§ EXERCISE DESCRIPTION:
Write out the following data word for word, and leave out the pictures.

++++ RECORDS SUPPLIED

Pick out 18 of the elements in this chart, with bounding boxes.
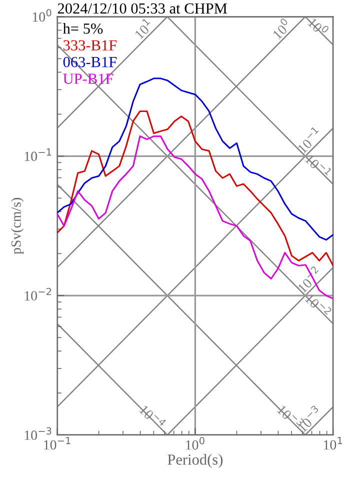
x-tick-label: 10$^{0}$ xyxy=(186,437,204,450)
text: 10$^{−1}$ xyxy=(295,126,323,154)
y-tick-label: 10$^{−1}$ xyxy=(24,148,52,162)
text: 10$^{1}$ xyxy=(132,18,154,40)
text: 333-B1F xyxy=(64,40,117,50)
y-tick-label: 10$^{−2}$ xyxy=(24,288,52,301)
x-tick-label: 10$^{1}$ xyxy=(324,437,342,450)
x-axis-title: Period(s) xyxy=(168,454,223,468)
x-tick-label: 10$^{−1}$ xyxy=(44,437,70,450)
series-label: 063-B1F xyxy=(63,56,117,68)
y-axis-title: pSv(cm/s) xyxy=(11,198,24,254)
text: UP-B1F xyxy=(63,74,114,84)
text: 10$^{0}$ xyxy=(270,18,292,40)
chart-title: 2024/12/10 05:33 at CHPM xyxy=(58,3,227,14)
annotation: h= 5% xyxy=(62,23,103,34)
y-tick-label: 10$^{0}$ xyxy=(32,9,52,22)
text: 10$^{−2}$ xyxy=(295,266,323,294)
y-tick-label: 10$^{−3}$ xyxy=(24,427,52,440)
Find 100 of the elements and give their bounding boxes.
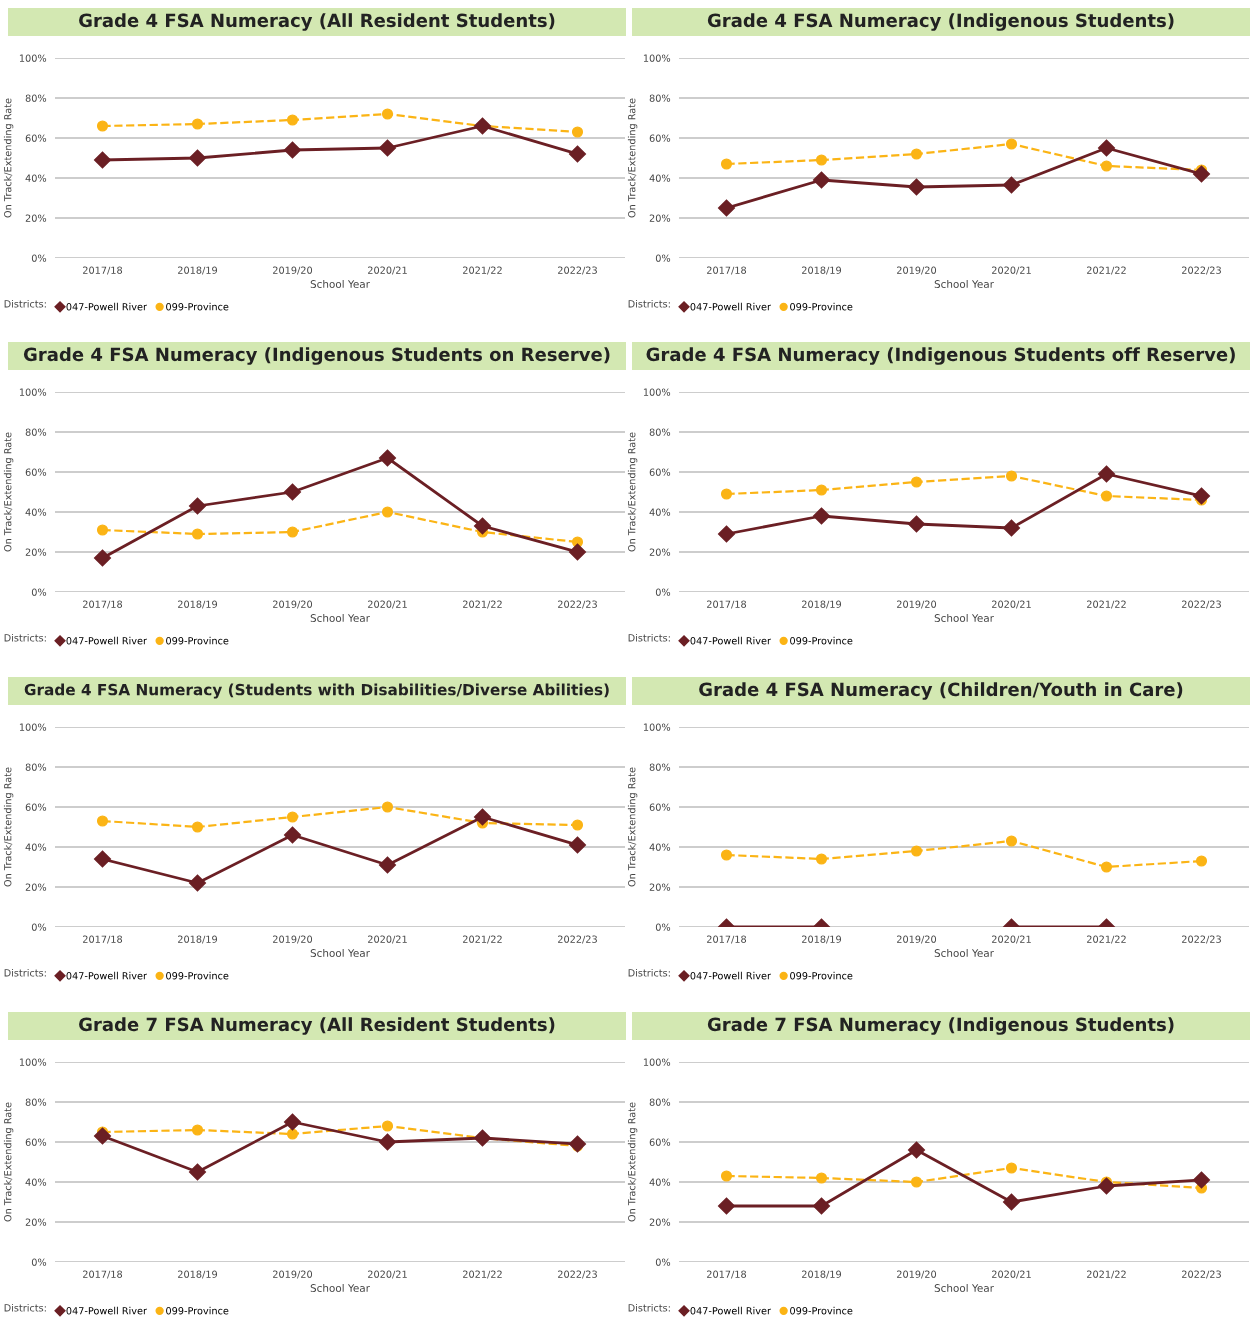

++++++++

§ RESPONSE TO THIS EXERCISE:
Pick out 18 of the elements in this chart, with bounding boxes.
x-tick-label: 10$^{0}$ xyxy=(186,437,204,450)
text: 10$^{−1}$ xyxy=(295,126,323,154)
y-tick-label: 10$^{−1}$ xyxy=(24,148,52,162)
text: 10$^{1}$ xyxy=(132,18,154,40)
text: 333-B1F xyxy=(64,40,117,50)
y-tick-label: 10$^{−2}$ xyxy=(24,288,52,301)
x-tick-label: 10$^{1}$ xyxy=(324,437,342,450)
x-axis-title: Period(s) xyxy=(168,454,223,468)
x-tick-label: 10$^{−1}$ xyxy=(44,437,70,450)
series-label: 063-B1F xyxy=(63,56,117,68)
y-axis-title: pSv(cm/s) xyxy=(11,198,24,254)
text: UP-B1F xyxy=(63,74,114,84)
text: 10$^{0}$ xyxy=(270,18,292,40)
chart-title: 2024/12/10 05:33 at CHPM xyxy=(58,3,227,14)
annotation: h= 5% xyxy=(62,23,103,34)
y-tick-label: 10$^{0}$ xyxy=(32,9,52,22)
text: 10$^{−2}$ xyxy=(295,266,323,294)
y-tick-label: 10$^{−3}$ xyxy=(24,427,52,440)
Find 100 of the elements and give their bounding boxes.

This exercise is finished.